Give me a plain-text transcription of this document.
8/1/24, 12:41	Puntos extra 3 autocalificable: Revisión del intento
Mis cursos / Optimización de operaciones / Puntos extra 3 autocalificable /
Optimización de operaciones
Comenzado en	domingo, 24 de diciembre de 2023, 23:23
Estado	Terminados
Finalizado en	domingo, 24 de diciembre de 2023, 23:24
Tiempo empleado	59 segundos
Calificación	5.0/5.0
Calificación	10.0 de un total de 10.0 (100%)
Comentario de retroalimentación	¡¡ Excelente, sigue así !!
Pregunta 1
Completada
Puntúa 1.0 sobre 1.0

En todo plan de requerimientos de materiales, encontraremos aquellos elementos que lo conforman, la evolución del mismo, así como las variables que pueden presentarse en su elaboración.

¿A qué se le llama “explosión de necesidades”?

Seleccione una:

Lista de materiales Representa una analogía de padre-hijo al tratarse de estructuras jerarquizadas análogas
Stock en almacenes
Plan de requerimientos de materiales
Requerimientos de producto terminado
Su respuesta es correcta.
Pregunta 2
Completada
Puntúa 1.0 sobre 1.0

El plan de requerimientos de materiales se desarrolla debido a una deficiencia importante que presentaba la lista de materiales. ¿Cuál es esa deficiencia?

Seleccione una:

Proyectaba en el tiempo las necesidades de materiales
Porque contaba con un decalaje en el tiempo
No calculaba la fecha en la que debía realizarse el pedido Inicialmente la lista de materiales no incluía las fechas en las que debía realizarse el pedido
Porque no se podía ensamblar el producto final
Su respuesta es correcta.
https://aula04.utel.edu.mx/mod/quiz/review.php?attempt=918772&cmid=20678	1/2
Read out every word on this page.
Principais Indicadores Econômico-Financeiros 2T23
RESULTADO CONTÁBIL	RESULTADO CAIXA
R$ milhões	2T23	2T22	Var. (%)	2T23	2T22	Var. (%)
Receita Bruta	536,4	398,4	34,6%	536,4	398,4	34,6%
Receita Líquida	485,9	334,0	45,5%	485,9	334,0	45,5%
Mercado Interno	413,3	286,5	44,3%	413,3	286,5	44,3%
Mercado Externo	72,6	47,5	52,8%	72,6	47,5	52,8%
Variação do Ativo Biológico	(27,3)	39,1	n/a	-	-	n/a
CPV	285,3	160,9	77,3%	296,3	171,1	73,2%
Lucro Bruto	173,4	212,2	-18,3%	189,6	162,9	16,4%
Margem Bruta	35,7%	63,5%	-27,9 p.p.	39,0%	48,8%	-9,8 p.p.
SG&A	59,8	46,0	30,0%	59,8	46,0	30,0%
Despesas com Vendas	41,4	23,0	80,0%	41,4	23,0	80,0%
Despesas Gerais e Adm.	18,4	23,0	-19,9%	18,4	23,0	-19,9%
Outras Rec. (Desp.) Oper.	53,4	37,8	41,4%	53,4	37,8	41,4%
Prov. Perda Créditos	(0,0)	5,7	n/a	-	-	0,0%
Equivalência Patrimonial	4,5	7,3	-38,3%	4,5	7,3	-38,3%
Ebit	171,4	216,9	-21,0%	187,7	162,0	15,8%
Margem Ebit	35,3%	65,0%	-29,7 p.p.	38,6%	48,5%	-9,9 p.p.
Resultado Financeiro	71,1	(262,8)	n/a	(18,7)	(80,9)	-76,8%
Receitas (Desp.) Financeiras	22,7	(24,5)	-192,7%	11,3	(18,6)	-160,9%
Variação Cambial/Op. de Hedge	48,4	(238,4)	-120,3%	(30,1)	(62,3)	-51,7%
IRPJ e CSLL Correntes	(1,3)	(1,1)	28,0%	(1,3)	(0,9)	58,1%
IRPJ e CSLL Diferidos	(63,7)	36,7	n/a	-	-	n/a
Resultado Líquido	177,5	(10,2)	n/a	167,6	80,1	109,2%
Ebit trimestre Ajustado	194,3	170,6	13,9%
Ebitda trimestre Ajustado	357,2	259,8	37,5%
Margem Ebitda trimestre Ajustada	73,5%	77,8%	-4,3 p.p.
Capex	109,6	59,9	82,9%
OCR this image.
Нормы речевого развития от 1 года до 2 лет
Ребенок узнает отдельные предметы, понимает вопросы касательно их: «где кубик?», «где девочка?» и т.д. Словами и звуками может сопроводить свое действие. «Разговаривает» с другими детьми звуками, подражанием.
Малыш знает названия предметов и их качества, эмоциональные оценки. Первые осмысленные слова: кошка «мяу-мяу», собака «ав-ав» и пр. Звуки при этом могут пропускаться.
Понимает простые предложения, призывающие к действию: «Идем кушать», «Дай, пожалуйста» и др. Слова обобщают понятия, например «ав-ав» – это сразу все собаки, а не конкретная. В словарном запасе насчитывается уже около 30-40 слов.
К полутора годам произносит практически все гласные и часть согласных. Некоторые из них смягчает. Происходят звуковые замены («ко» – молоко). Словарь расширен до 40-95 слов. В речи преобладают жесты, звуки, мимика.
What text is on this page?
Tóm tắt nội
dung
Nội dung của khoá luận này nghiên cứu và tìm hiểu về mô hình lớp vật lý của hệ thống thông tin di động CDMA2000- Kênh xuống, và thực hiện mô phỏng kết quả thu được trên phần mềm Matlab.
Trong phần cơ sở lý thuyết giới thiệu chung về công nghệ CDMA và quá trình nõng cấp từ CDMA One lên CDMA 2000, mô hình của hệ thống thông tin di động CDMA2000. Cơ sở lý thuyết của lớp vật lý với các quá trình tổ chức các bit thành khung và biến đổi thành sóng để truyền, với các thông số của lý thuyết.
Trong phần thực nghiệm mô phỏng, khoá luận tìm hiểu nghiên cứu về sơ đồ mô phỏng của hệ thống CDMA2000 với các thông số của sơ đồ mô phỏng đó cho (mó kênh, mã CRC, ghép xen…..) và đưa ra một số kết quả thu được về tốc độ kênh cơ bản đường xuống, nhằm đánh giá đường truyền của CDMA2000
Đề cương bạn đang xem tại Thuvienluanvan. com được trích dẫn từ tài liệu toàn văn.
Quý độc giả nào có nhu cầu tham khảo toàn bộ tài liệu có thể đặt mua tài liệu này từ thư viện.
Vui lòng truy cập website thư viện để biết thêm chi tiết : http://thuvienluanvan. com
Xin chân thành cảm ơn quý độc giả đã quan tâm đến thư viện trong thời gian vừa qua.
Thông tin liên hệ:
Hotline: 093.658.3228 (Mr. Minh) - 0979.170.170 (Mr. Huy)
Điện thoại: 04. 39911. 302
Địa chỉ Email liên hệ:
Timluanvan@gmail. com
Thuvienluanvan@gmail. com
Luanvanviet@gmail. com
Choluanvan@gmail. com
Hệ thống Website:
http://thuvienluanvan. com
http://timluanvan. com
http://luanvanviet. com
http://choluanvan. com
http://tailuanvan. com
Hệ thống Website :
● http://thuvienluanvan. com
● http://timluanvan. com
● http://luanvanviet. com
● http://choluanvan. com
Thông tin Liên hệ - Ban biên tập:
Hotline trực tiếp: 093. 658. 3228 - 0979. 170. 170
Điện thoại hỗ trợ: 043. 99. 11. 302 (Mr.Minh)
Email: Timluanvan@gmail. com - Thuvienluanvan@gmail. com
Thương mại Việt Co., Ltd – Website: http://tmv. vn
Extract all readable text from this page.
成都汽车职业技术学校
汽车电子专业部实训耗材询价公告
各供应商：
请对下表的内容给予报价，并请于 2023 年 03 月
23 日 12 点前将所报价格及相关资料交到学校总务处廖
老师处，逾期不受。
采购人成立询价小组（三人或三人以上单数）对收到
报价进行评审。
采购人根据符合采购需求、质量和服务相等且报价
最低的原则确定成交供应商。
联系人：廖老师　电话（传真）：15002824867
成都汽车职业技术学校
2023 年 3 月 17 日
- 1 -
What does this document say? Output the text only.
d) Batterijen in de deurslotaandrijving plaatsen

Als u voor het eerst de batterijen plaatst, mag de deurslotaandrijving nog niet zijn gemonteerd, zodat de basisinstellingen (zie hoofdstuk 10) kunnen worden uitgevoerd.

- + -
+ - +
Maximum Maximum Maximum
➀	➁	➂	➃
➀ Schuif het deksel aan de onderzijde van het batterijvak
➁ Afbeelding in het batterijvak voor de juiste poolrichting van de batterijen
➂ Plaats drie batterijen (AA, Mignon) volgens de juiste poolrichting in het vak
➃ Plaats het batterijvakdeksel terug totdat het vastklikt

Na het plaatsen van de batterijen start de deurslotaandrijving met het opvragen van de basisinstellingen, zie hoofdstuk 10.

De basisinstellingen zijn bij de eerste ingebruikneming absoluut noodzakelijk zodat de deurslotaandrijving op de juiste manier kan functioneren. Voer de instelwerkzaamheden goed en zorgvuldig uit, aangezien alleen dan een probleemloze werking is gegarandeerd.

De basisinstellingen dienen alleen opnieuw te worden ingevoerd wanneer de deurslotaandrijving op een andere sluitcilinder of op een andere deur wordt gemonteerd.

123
○ ○ ○ ○ ○ ○ ○
_To be done_: In the entries above, find every line with the word "this" and list it.

_Written response_:
Give me a plain-text transcription of this document.
Read out every word on this page.
OCR this image.
What text is on this page?
Extract all readable text from this page.
What does this document say? Output the text only.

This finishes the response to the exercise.